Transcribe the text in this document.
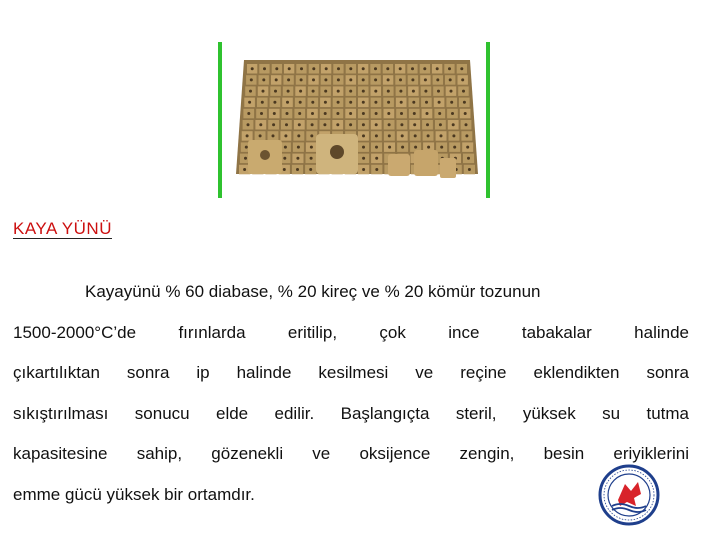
KAYA YÜNÜ
Kayayünü % 60 diabase, % 20 kireç ve % 20 kömür tozunun
1500-2000°C’de fırınlarda eritilip, çok ince tabakalar halinde
çıkartılıktan sonra ip halinde kesilmesi ve reçine eklendikten sonra
sıkıştırılması sonucu elde edilir. Başlangıçta steril, yüksek su tutma
kapasitesine sahip, gözenekli ve oksijence zengin, besin eriyiklerini
emme gücü yüksek bir ortamdır.
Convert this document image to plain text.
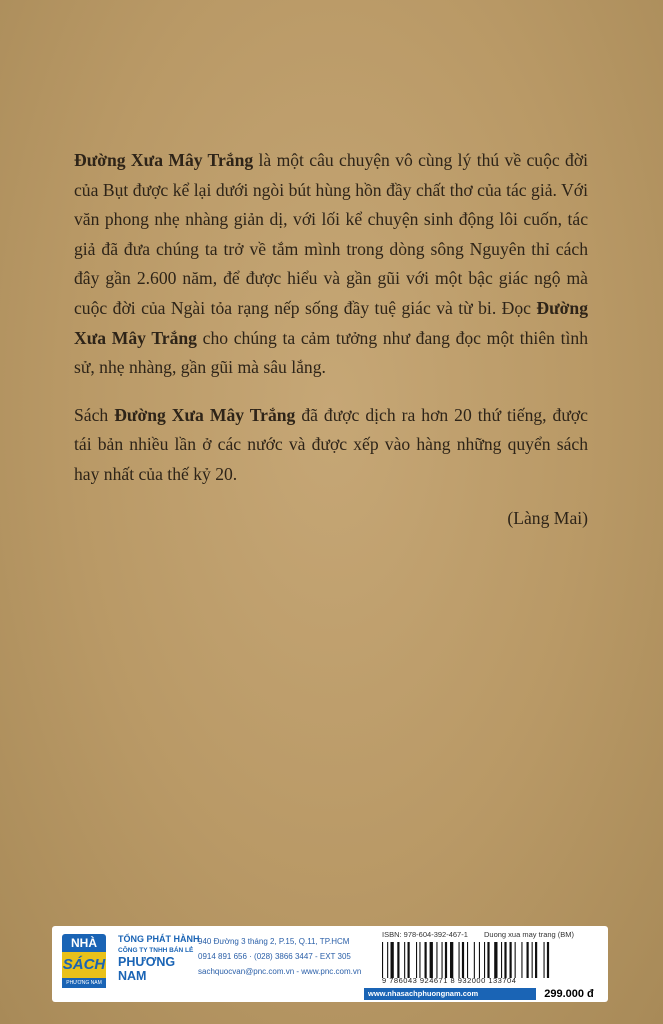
Đường Xưa Mây Trắng là một câu chuyện vô cùng lý thú về cuộc đời của Bụt được kể lại dưới ngòi bút hùng hồn đầy chất thơ của tác giả. Với văn phong nhẹ nhàng giản dị, với lối kể chuyện sinh động lôi cuốn, tác giả đã đưa chúng ta trở về tắm mình trong dòng sông Nguyên thỉ cách đây gần 2.600 năm, để được hiểu và gần gũi với một bậc giác ngộ mà cuộc đời của Ngài tỏa rạng nếp sống đầy tuệ giác và từ bi. Đọc Đường Xưa Mây Trắng cho chúng ta cảm tưởng như đang đọc một thiên tình sử, nhẹ nhàng, gần gũi mà sâu lắng.

Sách Đường Xưa Mây Trắng đã được dịch ra hơn 20 thứ tiếng, được tái bản nhiều lần ở các nước và được xếp vào hàng những quyển sách hay nhất của thế kỷ 20.

(Làng Mai)
NHÀ
SÁCH
PHƯƠNG NAM
TỔNG PHÁT HÀNH
CÔNG TY TNHH BÁN LẺ
PHƯƠNG NAM
940 Đường 3 tháng 2, P.15, Q.11, TP.HCM
0914 891 656 · (028) 3866 3447 - EXT 305
sachquocvan@pnc.com.vn - www.pnc.com.vn
ISBN: 978-604-392-467-1 Duong xua may trang (BM)
9 786043 924671 8 932000 133704
www.nhasachphuongnam.com	299.000 đ
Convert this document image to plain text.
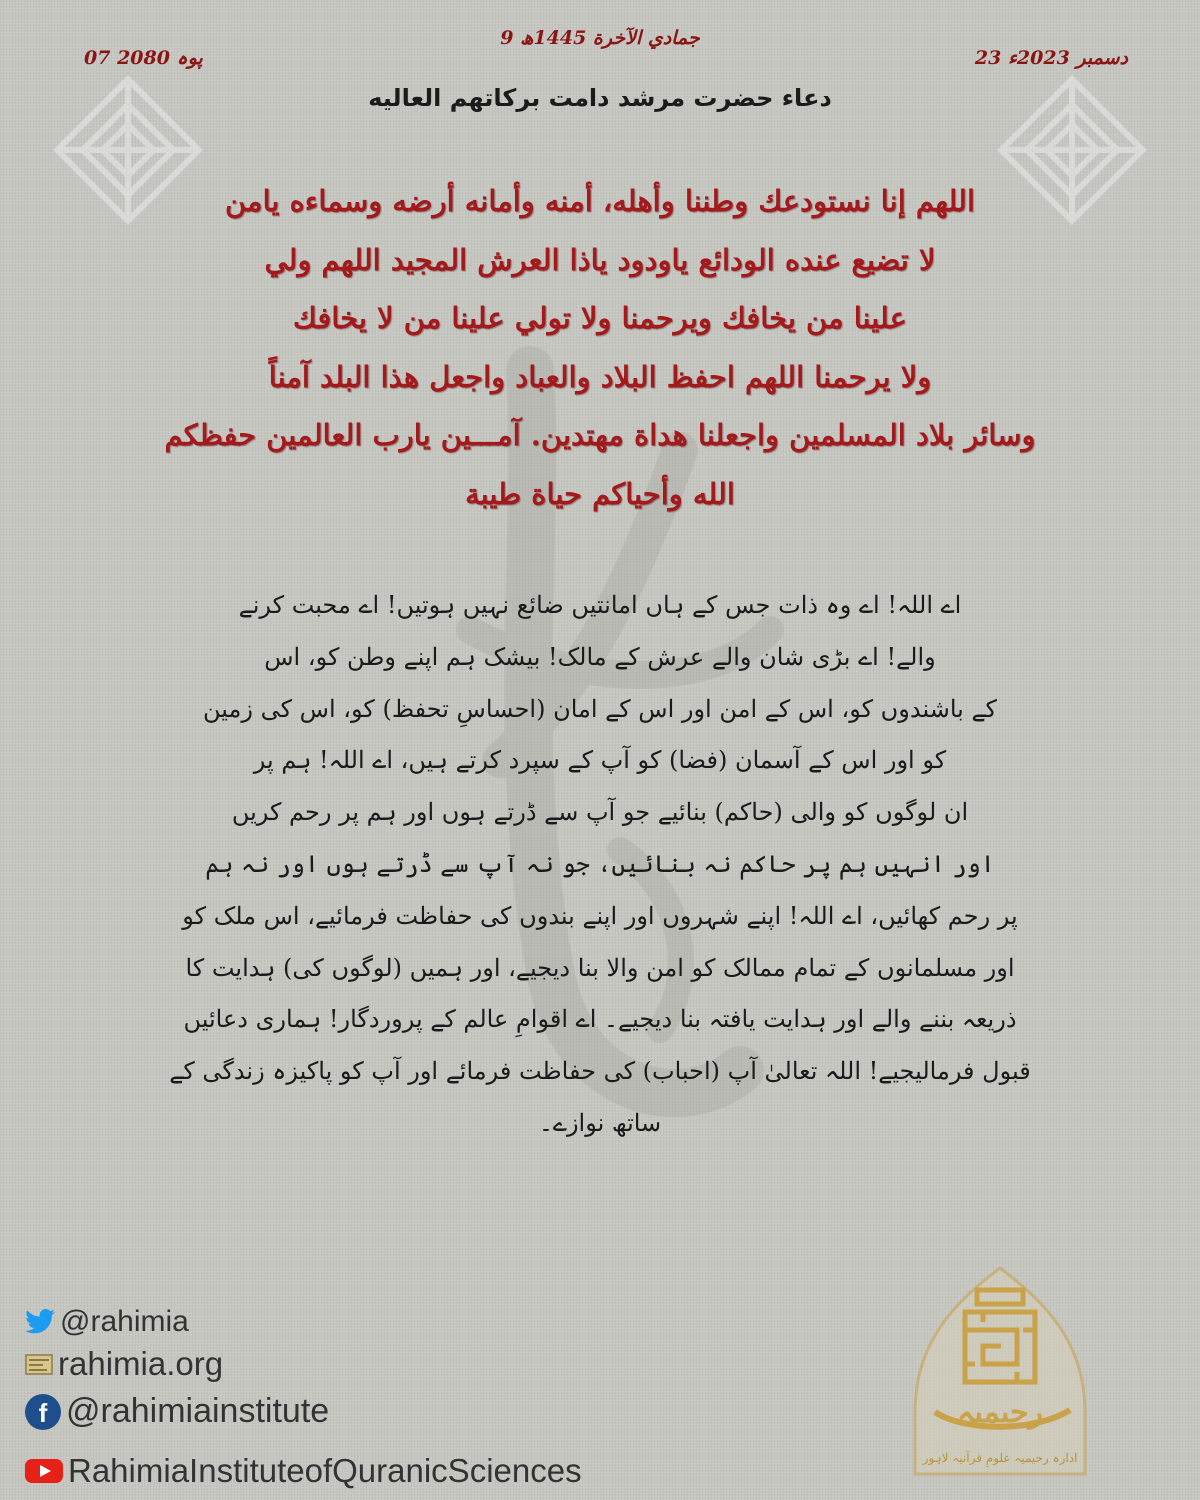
9 جمادي الآخرة 1445ھ
23 دسمبر 2023ء
07 پوہ 2080
دعاء حضرت مرشد دامت برکاتهم العاليه
اللهم إنا نستودعك وطننا وأهله، أمنه وأمانه أرضه وسماءه يامن
لا تضيع عنده الودائع ياودود ياذا العرش المجيد اللهم ولي
علينا من يخافك ويرحمنا ولا تولي علينا من لا يخافك
ولا يرحمنا اللهم احفظ البلاد والعباد واجعل هذا البلد آمناً
وسائر بلاد المسلمين واجعلنا هداة مهتدين. آمـــين يارب العالمين حفظكم
الله وأحياكم حياة طيبة
اے اللہ! اے وہ ذات جس کے ہاں امانتیں ضائع نہیں ہوتیں! اے محبت کرنے
والے! اے بڑی شان والے عرش کے مالک! بیشک ہم اپنے وطن کو، اس
کے باشندوں کو، اس کے امن اور اس کے امان (احساسِ تحفظ) کو، اس کی زمین
کو اور اس کے آسمان (فضا) کو آپ کے سپرد کرتے ہیں، اے اللہ! ہم پر
ان لوگوں کو والی (حاکم) بنائیے جو آپ سے ڈرتے ہوں اور ہم پر رحم کریں
اور انہیں ہم پر حاکم نہ بنائیں، جو نہ آپ سے ڈرتے ہوں اور نہ ہم
پر رحم کھائیں، اے اللہ! اپنے شہروں اور اپنے بندوں کی حفاظت فرمائیے، اس ملک کو
اور مسلمانوں کے تمام ممالک کو امن والا بنا دیجیے، اور ہمیں (لوگوں کی) ہدایت کا
ذریعہ بننے والے اور ہدایت یافتہ بنا دیجیے۔ اے اقوامِ عالم کے پروردگار! ہماری دعائیں
قبول فرمالیجیے! اللہ تعالیٰ آپ (احباب) کی حفاظت فرمائے اور آپ کو پاکیزہ زندگی کے
ساتھ نوازے۔
@rahimia
rahimia.org
f @rahimiainstitute
RahimiaInstituteofQuranicSciences
رحیمیہ
ادارہ رحیمیہ علومِ قرآنیہ لاہور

-*-

Give an exact reproduction of every line, leaving out any picture.

Exercise answer |
Transcribe the text in this document.
KAYA YÜNÜ
Kayayünü % 60 diabase, % 20 kireç ve % 20 kömür tozunun
1500-2000°C’de fırınlarda eritilip, çok ince tabakalar halinde
çıkartılıktan sonra ip halinde kesilmesi ve reçine eklendikten sonra
sıkıştırılması sonucu elde edilir. Başlangıçta steril, yüksek su tutma
kapasitesine sahip, gözenekli ve oksijence zengin, besin eriyiklerini
emme gücü yüksek bir ortamdır.
Convert this document image to plain text.
Đường Xưa Mây Trắng là một câu chuyện vô cùng lý thú về cuộc đời của Bụt được kể lại dưới ngòi bút hùng hồn đầy chất thơ của tác giả. Với văn phong nhẹ nhàng giản dị, với lối kể chuyện sinh động lôi cuốn, tác giả đã đưa chúng ta trở về tắm mình trong dòng sông Nguyên thỉ cách đây gần 2.600 năm, để được hiểu và gần gũi với một bậc giác ngộ mà cuộc đời của Ngài tỏa rạng nếp sống đầy tuệ giác và từ bi. Đọc Đường Xưa Mây Trắng cho chúng ta cảm tưởng như đang đọc một thiên tình sử, nhẹ nhàng, gần gũi mà sâu lắng.

Sách Đường Xưa Mây Trắng đã được dịch ra hơn 20 thứ tiếng, được tái bản nhiều lần ở các nước và được xếp vào hàng những quyển sách hay nhất của thế kỷ 20.

(Làng Mai)
NHÀ
SÁCH
PHƯƠNG NAM
TỔNG PHÁT HÀNH
CÔNG TY TNHH BÁN LẺ
PHƯƠNG NAM
940 Đường 3 tháng 2, P.15, Q.11, TP.HCM
0914 891 656 · (028) 3866 3447 - EXT 305
sachquocvan@pnc.com.vn - www.pnc.com.vn
ISBN: 978-604-392-467-1 Duong xua may trang (BM)
9 786043 924671 8 932000 133704
www.nhasachphuongnam.com	299.000 đ
Convert this document image to plain text.
9 جمادي الآخرة 1445ھ
23 دسمبر 2023ء
07 پوہ 2080
دعاء حضرت مرشد دامت برکاتهم العاليه
اللهم إنا نستودعك وطننا وأهله، أمنه وأمانه أرضه وسماءه يامن
لا تضيع عنده الودائع ياودود ياذا العرش المجيد اللهم ولي
علينا من يخافك ويرحمنا ولا تولي علينا من لا يخافك
ولا يرحمنا اللهم احفظ البلاد والعباد واجعل هذا البلد آمناً
وسائر بلاد المسلمين واجعلنا هداة مهتدين. آمـــين يارب العالمين حفظكم
الله وأحياكم حياة طيبة
اے اللہ! اے وہ ذات جس کے ہاں امانتیں ضائع نہیں ہوتیں! اے محبت کرنے
والے! اے بڑی شان والے عرش کے مالک! بیشک ہم اپنے وطن کو، اس
کے باشندوں کو، اس کے امن اور اس کے امان (احساسِ تحفظ) کو، اس کی زمین
کو اور اس کے آسمان (فضا) کو آپ کے سپرد کرتے ہیں، اے اللہ! ہم پر
ان لوگوں کو والی (حاکم) بنائیے جو آپ سے ڈرتے ہوں اور ہم پر رحم کریں
اور انہیں ہم پر حاکم نہ بنائیں، جو نہ آپ سے ڈرتے ہوں اور نہ ہم
پر رحم کھائیں، اے اللہ! اپنے شہروں اور اپنے بندوں کی حفاظت فرمائیے، اس ملک کو
اور مسلمانوں کے تمام ممالک کو امن والا بنا دیجیے، اور ہمیں (لوگوں کی) ہدایت کا
ذریعہ بننے والے اور ہدایت یافتہ بنا دیجیے۔ اے اقوامِ عالم کے پروردگار! ہماری دعائیں
قبول فرمالیجیے! اللہ تعالیٰ آپ (احباب) کی حفاظت فرمائے اور آپ کو پاکیزہ زندگی کے
ساتھ نوازے۔
@rahimia
rahimia.org
f @rahimiainstitute
RahimiaInstituteofQuranicSciences
رحیمیہ
ادارہ رحیمیہ علومِ قرآنیہ لاہور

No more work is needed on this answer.